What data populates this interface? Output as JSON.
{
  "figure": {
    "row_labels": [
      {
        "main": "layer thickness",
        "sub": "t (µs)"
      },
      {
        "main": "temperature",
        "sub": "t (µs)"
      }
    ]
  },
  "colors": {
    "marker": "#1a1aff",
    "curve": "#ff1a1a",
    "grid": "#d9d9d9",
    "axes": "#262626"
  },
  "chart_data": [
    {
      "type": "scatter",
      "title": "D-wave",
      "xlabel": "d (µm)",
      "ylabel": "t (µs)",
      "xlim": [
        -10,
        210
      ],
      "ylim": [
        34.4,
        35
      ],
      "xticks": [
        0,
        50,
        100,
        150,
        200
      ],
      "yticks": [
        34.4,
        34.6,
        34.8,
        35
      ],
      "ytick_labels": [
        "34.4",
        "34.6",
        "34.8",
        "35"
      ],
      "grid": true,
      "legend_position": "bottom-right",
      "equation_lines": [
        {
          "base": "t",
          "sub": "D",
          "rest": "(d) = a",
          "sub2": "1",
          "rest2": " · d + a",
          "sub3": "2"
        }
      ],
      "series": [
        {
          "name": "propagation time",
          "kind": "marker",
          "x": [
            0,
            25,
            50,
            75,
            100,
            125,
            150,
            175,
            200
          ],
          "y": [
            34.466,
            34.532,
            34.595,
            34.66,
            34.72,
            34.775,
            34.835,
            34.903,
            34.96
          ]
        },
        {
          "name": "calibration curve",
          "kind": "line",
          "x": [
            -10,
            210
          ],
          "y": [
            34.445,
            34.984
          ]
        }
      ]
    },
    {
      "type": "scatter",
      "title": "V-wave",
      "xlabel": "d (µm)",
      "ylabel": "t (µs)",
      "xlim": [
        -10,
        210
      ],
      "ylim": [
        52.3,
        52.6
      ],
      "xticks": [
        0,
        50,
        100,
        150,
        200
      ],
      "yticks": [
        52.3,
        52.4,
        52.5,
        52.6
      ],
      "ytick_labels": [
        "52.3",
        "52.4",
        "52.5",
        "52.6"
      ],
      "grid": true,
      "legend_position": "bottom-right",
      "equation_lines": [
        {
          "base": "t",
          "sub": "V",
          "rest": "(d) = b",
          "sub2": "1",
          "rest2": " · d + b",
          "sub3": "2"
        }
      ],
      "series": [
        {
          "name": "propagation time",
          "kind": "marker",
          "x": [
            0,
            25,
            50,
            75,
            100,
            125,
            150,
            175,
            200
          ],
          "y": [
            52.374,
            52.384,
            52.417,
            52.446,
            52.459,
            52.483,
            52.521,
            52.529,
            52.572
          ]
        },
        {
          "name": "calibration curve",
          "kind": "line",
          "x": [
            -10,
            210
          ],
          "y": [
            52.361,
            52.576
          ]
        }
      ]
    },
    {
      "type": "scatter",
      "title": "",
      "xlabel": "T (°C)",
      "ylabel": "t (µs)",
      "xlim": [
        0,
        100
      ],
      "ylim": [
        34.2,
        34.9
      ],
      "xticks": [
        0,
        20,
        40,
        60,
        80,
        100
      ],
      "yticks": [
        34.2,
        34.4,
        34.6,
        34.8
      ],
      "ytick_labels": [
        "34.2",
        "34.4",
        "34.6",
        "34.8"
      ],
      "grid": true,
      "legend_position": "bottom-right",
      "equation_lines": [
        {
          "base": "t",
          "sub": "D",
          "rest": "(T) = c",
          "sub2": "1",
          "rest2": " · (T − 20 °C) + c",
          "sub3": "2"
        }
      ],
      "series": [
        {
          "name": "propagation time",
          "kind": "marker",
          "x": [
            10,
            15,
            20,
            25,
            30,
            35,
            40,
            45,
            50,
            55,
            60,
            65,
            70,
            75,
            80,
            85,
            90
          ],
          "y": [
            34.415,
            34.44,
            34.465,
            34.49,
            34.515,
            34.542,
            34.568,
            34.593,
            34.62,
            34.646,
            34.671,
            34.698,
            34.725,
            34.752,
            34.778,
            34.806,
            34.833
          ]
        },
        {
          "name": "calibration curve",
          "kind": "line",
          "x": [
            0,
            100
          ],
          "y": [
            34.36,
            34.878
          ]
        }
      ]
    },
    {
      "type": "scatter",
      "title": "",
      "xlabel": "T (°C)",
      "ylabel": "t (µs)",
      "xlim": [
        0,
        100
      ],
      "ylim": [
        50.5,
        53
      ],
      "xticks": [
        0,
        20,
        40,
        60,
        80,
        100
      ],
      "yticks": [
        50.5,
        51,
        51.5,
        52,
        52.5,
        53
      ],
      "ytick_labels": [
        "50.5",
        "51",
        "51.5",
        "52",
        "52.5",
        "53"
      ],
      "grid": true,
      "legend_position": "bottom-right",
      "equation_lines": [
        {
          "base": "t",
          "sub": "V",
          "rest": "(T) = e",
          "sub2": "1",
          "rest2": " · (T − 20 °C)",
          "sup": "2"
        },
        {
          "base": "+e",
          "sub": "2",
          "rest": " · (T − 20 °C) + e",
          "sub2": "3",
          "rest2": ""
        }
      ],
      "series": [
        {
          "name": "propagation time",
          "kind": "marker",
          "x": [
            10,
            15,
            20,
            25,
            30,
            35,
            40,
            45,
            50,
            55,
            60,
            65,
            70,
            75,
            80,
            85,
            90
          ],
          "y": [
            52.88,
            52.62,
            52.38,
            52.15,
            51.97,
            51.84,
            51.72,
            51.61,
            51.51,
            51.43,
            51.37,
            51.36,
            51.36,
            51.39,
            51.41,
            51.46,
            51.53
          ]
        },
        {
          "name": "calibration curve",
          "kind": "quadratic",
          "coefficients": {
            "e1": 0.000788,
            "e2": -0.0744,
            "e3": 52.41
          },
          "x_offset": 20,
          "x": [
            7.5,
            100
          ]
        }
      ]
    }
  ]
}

▶ _Instructions to follow_:
Type out the whole listing above again, exactly as it stands.

▶ _Result of the exercise_:
What data populates this interface? Output as JSON.
{
  "figure": {
    "row_labels": [
      {
        "main": "layer thickness",
        "sub": "t (µs)"
      },
      {
        "main": "temperature",
        "sub": "t (µs)"
      }
    ]
  },
  "colors": {
    "marker": "#1a1aff",
    "curve": "#ff1a1a",
    "grid": "#d9d9d9",
    "axes": "#262626"
  },
  "chart_data": [
    {
      "type": "scatter",
      "title": "D-wave",
      "xlabel": "d (µm)",
      "ylabel": "t (µs)",
      "xlim": [
        -10,
        210
      ],
      "ylim": [
        34.4,
        35
      ],
      "xticks": [
        0,
        50,
        100,
        150,
        200
      ],
      "yticks": [
        34.4,
        34.6,
        34.8,
        35
      ],
      "ytick_labels": [
        "34.4",
        "34.6",
        "34.8",
        "35"
      ],
      "grid": true,
      "legend_position": "bottom-right",
      "equation_lines": [
        {
          "base": "t",
          "sub": "D",
          "rest": "(d) = a",
          "sub2": "1",
          "rest2": " · d + a",
          "sub3": "2"
        }
      ],
      "series": [
        {
          "name": "propagation time",
          "kind": "marker",
          "x": [
            0,
            25,
            50,
            75,
            100,
            125,
            150,
            175,
            200
          ],
          "y": [
            34.466,
            34.532,
            34.595,
            34.66,
            34.72,
            34.775,
            34.835,
            34.903,
            34.96
          ]
        },
        {
          "name": "calibration curve",
          "kind": "line",
          "x": [
            -10,
            210
          ],
          "y": [
            34.445,
            34.984
          ]
        }
      ]
    },
    {
      "type": "scatter",
      "title": "V-wave",
      "xlabel": "d (µm)",
      "ylabel": "t (µs)",
      "xlim": [
        -10,
        210
      ],
      "ylim": [
        52.3,
        52.6
      ],
      "xticks": [
        0,
        50,
        100,
        150,
        200
      ],
      "yticks": [
        52.3,
        52.4,
        52.5,
        52.6
      ],
      "ytick_labels": [
        "52.3",
        "52.4",
        "52.5",
        "52.6"
      ],
      "grid": true,
      "legend_position": "bottom-right",
      "equation_lines": [
        {
          "base": "t",
          "sub": "V",
          "rest": "(d) = b",
          "sub2": "1",
          "rest2": " · d + b",
          "sub3": "2"
        }
      ],
      "series": [
        {
          "name": "propagation time",
          "kind": "marker",
          "x": [
            0,
            25,
            50,
            75,
            100,
            125,
            150,
            175,
            200
          ],
          "y": [
            52.374,
            52.384,
            52.417,
            52.446,
            52.459,
            52.483,
            52.521,
            52.529,
            52.572
          ]
        },
        {
          "name": "calibration curve",
          "kind": "line",
          "x": [
            -10,
            210
          ],
          "y": [
            52.361,
            52.576
          ]
        }
      ]
    },
    {
      "type": "scatter",
      "title": "",
      "xlabel": "T (°C)",
      "ylabel": "t (µs)",
      "xlim": [
        0,
        100
      ],
      "ylim": [
        34.2,
        34.9
      ],
      "xticks": [
        0,
        20,
        40,
        60,
        80,
        100
      ],
      "yticks": [
        34.2,
        34.4,
        34.6,
        34.8
      ],
      "ytick_labels": [
        "34.2",
        "34.4",
        "34.6",
        "34.8"
      ],
      "grid": true,
      "legend_position": "bottom-right",
      "equation_lines": [
        {
          "base": "t",
          "sub": "D",
          "rest": "(T) = c",
          "sub2": "1",
          "rest2": " · (T − 20 °C) + c",
          "sub3": "2"
        }
      ],
      "series": [
        {
          "name": "propagation time",
          "kind": "marker",
          "x": [
            10,
            15,
            20,
            25,
            30,
            35,
            40,
            45,
            50,
            55,
            60,
            65,
            70,
            75,
            80,
            85,
            90
          ],
          "y": [
            34.415,
            34.44,
            34.465,
            34.49,
            34.515,
            34.542,
            34.568,
            34.593,
            34.62,
            34.646,
            34.671,
            34.698,
            34.725,
            34.752,
            34.778,
            34.806,
            34.833
          ]
        },
        {
          "name": "calibration curve",
          "kind": "line",
          "x": [
            0,
            100
          ],
          "y": [
            34.36,
            34.878
          ]
        }
      ]
    },
    {
      "type": "scatter",
      "title": "",
      "xlabel": "T (°C)",
      "ylabel": "t (µs)",
      "xlim": [
        0,
        100
      ],
      "ylim": [
        50.5,
        53
      ],
      "xticks": [
        0,
        20,
        40,
        60,
        80,
        100
      ],
      "yticks": [
        50.5,
        51,
        51.5,
        52,
        52.5,
        53
      ],
      "ytick_labels": [
        "50.5",
        "51",
        "51.5",
        "52",
        "52.5",
        "53"
      ],
      "grid": true,
      "legend_position": "bottom-right",
      "equation_lines": [
        {
          "base": "t",
          "sub": "V",
          "rest": "(T) = e",
          "sub2": "1",
          "rest2": " · (T − 20 °C)",
          "sup": "2"
        },
        {
          "base": "+e",
          "sub": "2",
          "rest": " · (T − 20 °C) + e",
          "sub2": "3",
          "rest2": ""
        }
      ],
      "series": [
        {
          "name": "propagation time",
          "kind": "marker",
          "x": [
            10,
            15,
            20,
            25,
            30,
            35,
            40,
            45,
            50,
            55,
            60,
            65,
            70,
            75,
            80,
            85,
            90
          ],
          "y": [
            52.88,
            52.62,
            52.38,
            52.15,
            51.97,
            51.84,
            51.72,
            51.61,
            51.51,
            51.43,
            51.37,
            51.36,
            51.36,
            51.39,
            51.41,
            51.46,
            51.53
          ]
        },
        {
          "name": "calibration curve",
          "kind": "quadratic",
          "coefficients": {
            "e1": 0.000788,
            "e2": -0.0744,
            "e3": 52.41
          },
          "x_offset": 20,
          "x": [
            7.5,
            100
          ]
        }
      ]
    }
  ]
}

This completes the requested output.